■ YOUR GOAL: Provide an exact copy of the data, excluding the images.

■ INPUT ROWS:

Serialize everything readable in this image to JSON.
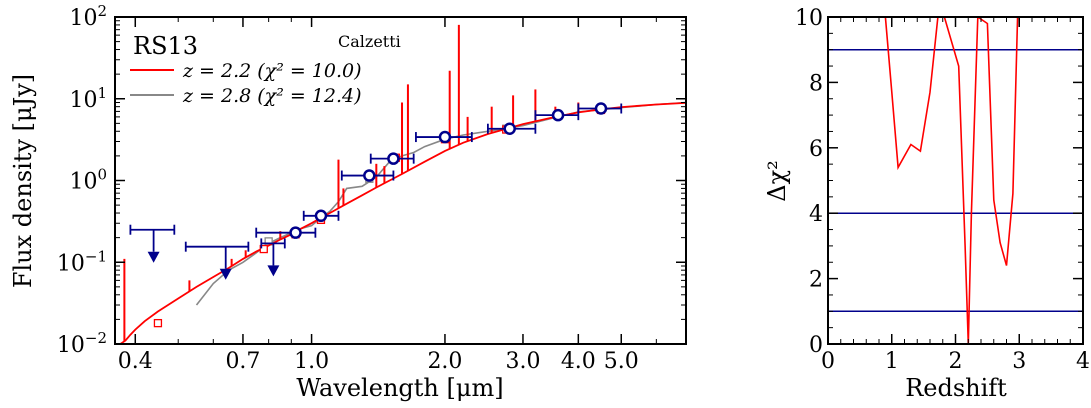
{
  "chart_data": [
    {
      "type": "line",
      "title": "RS13",
      "annotation": "Calzetti",
      "xlabel": "Wavelength [μm]",
      "ylabel": "Flux density [μJy]",
      "xscale": "log",
      "yscale": "log",
      "xlim": [
        0.36,
        7.0
      ],
      "ylim": [
        0.01,
        100
      ],
      "xticks": [
        {
          "value": 0.4,
          "label": "0.4"
        },
        {
          "value": 0.7,
          "label": "0.7"
        },
        {
          "value": 1.0,
          "label": "1.0"
        },
        {
          "value": 2.0,
          "label": "2.0"
        },
        {
          "value": 3.0,
          "label": "3.0"
        },
        {
          "value": 4.0,
          "label": "4.0"
        },
        {
          "value": 5.0,
          "label": "5.0"
        }
      ],
      "yticks": [
        {
          "value": 0.01,
          "base": "10",
          "exp": "−2"
        },
        {
          "value": 0.1,
          "base": "10",
          "exp": "−1"
        },
        {
          "value": 1,
          "base": "10",
          "exp": "0"
        },
        {
          "value": 10,
          "base": "10",
          "exp": "1"
        },
        {
          "value": 100,
          "base": "10",
          "exp": "2"
        }
      ],
      "legend_position": "top-left",
      "series": [
        {
          "name": "z = 2.2 (χ² = 10.0)",
          "color": "#ff0000",
          "x": [
            0.37,
            0.38,
            0.39,
            0.4,
            0.42,
            0.45,
            0.5,
            0.55,
            0.6,
            0.65,
            0.7,
            0.75,
            0.8,
            0.85,
            0.9,
            0.95,
            1.0,
            1.05,
            1.1,
            1.2,
            1.3,
            1.4,
            1.5,
            1.6,
            1.8,
            2.0,
            2.2,
            2.5,
            2.8,
            3.0,
            3.5,
            4.0,
            4.5,
            5.0,
            6.0,
            7.0
          ],
          "y": [
            0.01,
            0.011,
            0.013,
            0.015,
            0.019,
            0.025,
            0.036,
            0.05,
            0.066,
            0.085,
            0.11,
            0.135,
            0.16,
            0.19,
            0.22,
            0.26,
            0.3,
            0.35,
            0.4,
            0.52,
            0.66,
            0.82,
            1.0,
            1.2,
            1.7,
            2.3,
            2.9,
            3.7,
            4.4,
            4.9,
            5.9,
            6.8,
            7.4,
            7.9,
            8.5,
            8.9
          ],
          "lines": [
            {
              "x": 0.378,
              "y": 0.11
            },
            {
              "x": 0.53,
              "y": 0.06
            },
            {
              "x": 0.66,
              "y": 0.11
            },
            {
              "x": 0.71,
              "y": 0.14
            },
            {
              "x": 0.85,
              "y": 0.24
            },
            {
              "x": 1.15,
              "y": 1.8
            },
            {
              "x": 1.18,
              "y": 0.8
            },
            {
              "x": 1.4,
              "y": 1.6
            },
            {
              "x": 1.46,
              "y": 1.5
            },
            {
              "x": 1.6,
              "y": 9
            },
            {
              "x": 1.65,
              "y": 15
            },
            {
              "x": 2.05,
              "y": 22
            },
            {
              "x": 2.15,
              "y": 80
            },
            {
              "x": 2.25,
              "y": 6
            },
            {
              "x": 2.55,
              "y": 8
            },
            {
              "x": 2.85,
              "y": 11
            },
            {
              "x": 3.2,
              "y": 13
            },
            {
              "x": 3.55,
              "y": 8
            },
            {
              "x": 4.0,
              "y": 9
            }
          ],
          "markers": [
            {
              "x": 0.45,
              "y": 0.018
            },
            {
              "x": 0.78,
              "y": 0.145
            },
            {
              "x": 0.92,
              "y": 0.22
            },
            {
              "x": 1.05,
              "y": 0.33
            },
            {
              "x": 1.55,
              "y": 1.9
            },
            {
              "x": 2.0,
              "y": 3.2
            },
            {
              "x": 2.75,
              "y": 4.2
            },
            {
              "x": 3.6,
              "y": 6.2
            },
            {
              "x": 4.5,
              "y": 7.3
            }
          ]
        },
        {
          "name": "z = 2.8 (χ² = 12.4)",
          "color": "#888888",
          "x": [
            0.55,
            0.6,
            0.65,
            0.7,
            0.75,
            0.8,
            0.85,
            0.9,
            0.95,
            1.0,
            1.05,
            1.1,
            1.15,
            1.2,
            1.3,
            1.4,
            1.5,
            1.6,
            1.7,
            1.8,
            2.0,
            2.2,
            2.5,
            2.8,
            3.0,
            3.5,
            4.0,
            5.0,
            6.0,
            7.0
          ],
          "y": [
            0.03,
            0.055,
            0.08,
            0.1,
            0.13,
            0.17,
            0.2,
            0.23,
            0.26,
            0.28,
            0.35,
            0.42,
            0.55,
            0.8,
            0.85,
            1.1,
            1.7,
            2.0,
            2.2,
            2.6,
            3.2,
            3.6,
            4.0,
            4.4,
            4.7,
            5.8,
            6.9,
            7.8,
            8.5,
            9.0
          ],
          "markers": [
            {
              "x": 0.8,
              "y": 0.18
            },
            {
              "x": 1.35,
              "y": 1.05
            },
            {
              "x": 2.75,
              "y": 4.3
            }
          ]
        }
      ],
      "photometry": {
        "color": "#00008b",
        "detections": [
          {
            "x": 0.92,
            "y": 0.23,
            "x_lo": 0.75,
            "x_hi": 1.02
          },
          {
            "x": 1.05,
            "y": 0.37,
            "x_lo": 0.96,
            "x_hi": 1.15
          },
          {
            "x": 1.35,
            "y": 1.15,
            "x_lo": 1.17,
            "x_hi": 1.53
          },
          {
            "x": 1.53,
            "y": 1.85,
            "x_lo": 1.36,
            "x_hi": 1.7
          },
          {
            "x": 2.0,
            "y": 3.4,
            "x_lo": 1.72,
            "x_hi": 2.3
          },
          {
            "x": 2.8,
            "y": 4.3,
            "x_lo": 2.5,
            "x_hi": 3.2
          },
          {
            "x": 3.6,
            "y": 6.3,
            "x_lo": 3.2,
            "x_hi": 4.0
          },
          {
            "x": 4.5,
            "y": 7.6,
            "x_lo": 4.0,
            "x_hi": 5.0
          }
        ],
        "upper_limits": [
          {
            "x": 0.44,
            "y": 0.25,
            "x_lo": 0.39,
            "x_hi": 0.49
          },
          {
            "x": 0.64,
            "y": 0.155,
            "x_lo": 0.52,
            "x_hi": 0.72
          },
          {
            "x": 0.82,
            "y": 0.17,
            "x_lo": 0.77,
            "x_hi": 0.87
          }
        ]
      }
    },
    {
      "type": "line",
      "xlabel": "Redshift",
      "ylabel": "Δχ²",
      "xlim": [
        0,
        4
      ],
      "ylim": [
        0,
        10
      ],
      "xticks": [
        0,
        1,
        2,
        3,
        4
      ],
      "yticks": [
        0,
        2,
        4,
        6,
        8,
        10
      ],
      "hlines": [
        1,
        4,
        9
      ],
      "hline_color": "#00008b",
      "series": [
        {
          "color": "#ff0000",
          "x": [
            0.7,
            0.9,
            1.0,
            1.1,
            1.3,
            1.45,
            1.6,
            1.75,
            2.05,
            2.15,
            2.2,
            2.25,
            2.35,
            2.5,
            2.6,
            2.7,
            2.8,
            2.9,
            3.0
          ],
          "y": [
            12.0,
            10.0,
            7.7,
            5.4,
            6.1,
            5.9,
            7.7,
            10.5,
            8.5,
            3.0,
            0.0,
            4.0,
            10.0,
            9.8,
            4.4,
            3.1,
            2.4,
            4.6,
            12.0
          ]
        }
      ]
    }
  ]
}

■ FINISHED ANSWER:
Serialize everything readable in this image to JSON.
{
  "chart_data": [
    {
      "type": "line",
      "title": "RS13",
      "annotation": "Calzetti",
      "xlabel": "Wavelength [μm]",
      "ylabel": "Flux density [μJy]",
      "xscale": "log",
      "yscale": "log",
      "xlim": [
        0.36,
        7.0
      ],
      "ylim": [
        0.01,
        100
      ],
      "xticks": [
        {
          "value": 0.4,
          "label": "0.4"
        },
        {
          "value": 0.7,
          "label": "0.7"
        },
        {
          "value": 1.0,
          "label": "1.0"
        },
        {
          "value": 2.0,
          "label": "2.0"
        },
        {
          "value": 3.0,
          "label": "3.0"
        },
        {
          "value": 4.0,
          "label": "4.0"
        },
        {
          "value": 5.0,
          "label": "5.0"
        }
      ],
      "yticks": [
        {
          "value": 0.01,
          "base": "10",
          "exp": "−2"
        },
        {
          "value": 0.1,
          "base": "10",
          "exp": "−1"
        },
        {
          "value": 1,
          "base": "10",
          "exp": "0"
        },
        {
          "value": 10,
          "base": "10",
          "exp": "1"
        },
        {
          "value": 100,
          "base": "10",
          "exp": "2"
        }
      ],
      "legend_position": "top-left",
      "series": [
        {
          "name": "z = 2.2 (χ² = 10.0)",
          "color": "#ff0000",
          "x": [
            0.37,
            0.38,
            0.39,
            0.4,
            0.42,
            0.45,
            0.5,
            0.55,
            0.6,
            0.65,
            0.7,
            0.75,
            0.8,
            0.85,
            0.9,
            0.95,
            1.0,
            1.05,
            1.1,
            1.2,
            1.3,
            1.4,
            1.5,
            1.6,
            1.8,
            2.0,
            2.2,
            2.5,
            2.8,
            3.0,
            3.5,
            4.0,
            4.5,
            5.0,
            6.0,
            7.0
          ],
          "y": [
            0.01,
            0.011,
            0.013,
            0.015,
            0.019,
            0.025,
            0.036,
            0.05,
            0.066,
            0.085,
            0.11,
            0.135,
            0.16,
            0.19,
            0.22,
            0.26,
            0.3,
            0.35,
            0.4,
            0.52,
            0.66,
            0.82,
            1.0,
            1.2,
            1.7,
            2.3,
            2.9,
            3.7,
            4.4,
            4.9,
            5.9,
            6.8,
            7.4,
            7.9,
            8.5,
            8.9
          ],
          "lines": [
            {
              "x": 0.378,
              "y": 0.11
            },
            {
              "x": 0.53,
              "y": 0.06
            },
            {
              "x": 0.66,
              "y": 0.11
            },
            {
              "x": 0.71,
              "y": 0.14
            },
            {
              "x": 0.85,
              "y": 0.24
            },
            {
              "x": 1.15,
              "y": 1.8
            },
            {
              "x": 1.18,
              "y": 0.8
            },
            {
              "x": 1.4,
              "y": 1.6
            },
            {
              "x": 1.46,
              "y": 1.5
            },
            {
              "x": 1.6,
              "y": 9
            },
            {
              "x": 1.65,
              "y": 15
            },
            {
              "x": 2.05,
              "y": 22
            },
            {
              "x": 2.15,
              "y": 80
            },
            {
              "x": 2.25,
              "y": 6
            },
            {
              "x": 2.55,
              "y": 8
            },
            {
              "x": 2.85,
              "y": 11
            },
            {
              "x": 3.2,
              "y": 13
            },
            {
              "x": 3.55,
              "y": 8
            },
            {
              "x": 4.0,
              "y": 9
            }
          ],
          "markers": [
            {
              "x": 0.45,
              "y": 0.018
            },
            {
              "x": 0.78,
              "y": 0.145
            },
            {
              "x": 0.92,
              "y": 0.22
            },
            {
              "x": 1.05,
              "y": 0.33
            },
            {
              "x": 1.55,
              "y": 1.9
            },
            {
              "x": 2.0,
              "y": 3.2
            },
            {
              "x": 2.75,
              "y": 4.2
            },
            {
              "x": 3.6,
              "y": 6.2
            },
            {
              "x": 4.5,
              "y": 7.3
            }
          ]
        },
        {
          "name": "z = 2.8 (χ² = 12.4)",
          "color": "#888888",
          "x": [
            0.55,
            0.6,
            0.65,
            0.7,
            0.75,
            0.8,
            0.85,
            0.9,
            0.95,
            1.0,
            1.05,
            1.1,
            1.15,
            1.2,
            1.3,
            1.4,
            1.5,
            1.6,
            1.7,
            1.8,
            2.0,
            2.2,
            2.5,
            2.8,
            3.0,
            3.5,
            4.0,
            5.0,
            6.0,
            7.0
          ],
          "y": [
            0.03,
            0.055,
            0.08,
            0.1,
            0.13,
            0.17,
            0.2,
            0.23,
            0.26,
            0.28,
            0.35,
            0.42,
            0.55,
            0.8,
            0.85,
            1.1,
            1.7,
            2.0,
            2.2,
            2.6,
            3.2,
            3.6,
            4.0,
            4.4,
            4.7,
            5.8,
            6.9,
            7.8,
            8.5,
            9.0
          ],
          "markers": [
            {
              "x": 0.8,
              "y": 0.18
            },
            {
              "x": 1.35,
              "y": 1.05
            },
            {
              "x": 2.75,
              "y": 4.3
            }
          ]
        }
      ],
      "photometry": {
        "color": "#00008b",
        "detections": [
          {
            "x": 0.92,
            "y": 0.23,
            "x_lo": 0.75,
            "x_hi": 1.02
          },
          {
            "x": 1.05,
            "y": 0.37,
            "x_lo": 0.96,
            "x_hi": 1.15
          },
          {
            "x": 1.35,
            "y": 1.15,
            "x_lo": 1.17,
            "x_hi": 1.53
          },
          {
            "x": 1.53,
            "y": 1.85,
            "x_lo": 1.36,
            "x_hi": 1.7
          },
          {
            "x": 2.0,
            "y": 3.4,
            "x_lo": 1.72,
            "x_hi": 2.3
          },
          {
            "x": 2.8,
            "y": 4.3,
            "x_lo": 2.5,
            "x_hi": 3.2
          },
          {
            "x": 3.6,
            "y": 6.3,
            "x_lo": 3.2,
            "x_hi": 4.0
          },
          {
            "x": 4.5,
            "y": 7.6,
            "x_lo": 4.0,
            "x_hi": 5.0
          }
        ],
        "upper_limits": [
          {
            "x": 0.44,
            "y": 0.25,
            "x_lo": 0.39,
            "x_hi": 0.49
          },
          {
            "x": 0.64,
            "y": 0.155,
            "x_lo": 0.52,
            "x_hi": 0.72
          },
          {
            "x": 0.82,
            "y": 0.17,
            "x_lo": 0.77,
            "x_hi": 0.87
          }
        ]
      }
    },
    {
      "type": "line",
      "xlabel": "Redshift",
      "ylabel": "Δχ²",
      "xlim": [
        0,
        4
      ],
      "ylim": [
        0,
        10
      ],
      "xticks": [
        0,
        1,
        2,
        3,
        4
      ],
      "yticks": [
        0,
        2,
        4,
        6,
        8,
        10
      ],
      "hlines": [
        1,
        4,
        9
      ],
      "hline_color": "#00008b",
      "series": [
        {
          "color": "#ff0000",
          "x": [
            0.7,
            0.9,
            1.0,
            1.1,
            1.3,
            1.45,
            1.6,
            1.75,
            2.05,
            2.15,
            2.2,
            2.25,
            2.35,
            2.5,
            2.6,
            2.7,
            2.8,
            2.9,
            3.0
          ],
          "y": [
            12.0,
            10.0,
            7.7,
            5.4,
            6.1,
            5.9,
            7.7,
            10.5,
            8.5,
            3.0,
            0.0,
            4.0,
            10.0,
            9.8,
            4.4,
            3.1,
            2.4,
            4.6,
            12.0
          ]
        }
      ]
    }
  ]
}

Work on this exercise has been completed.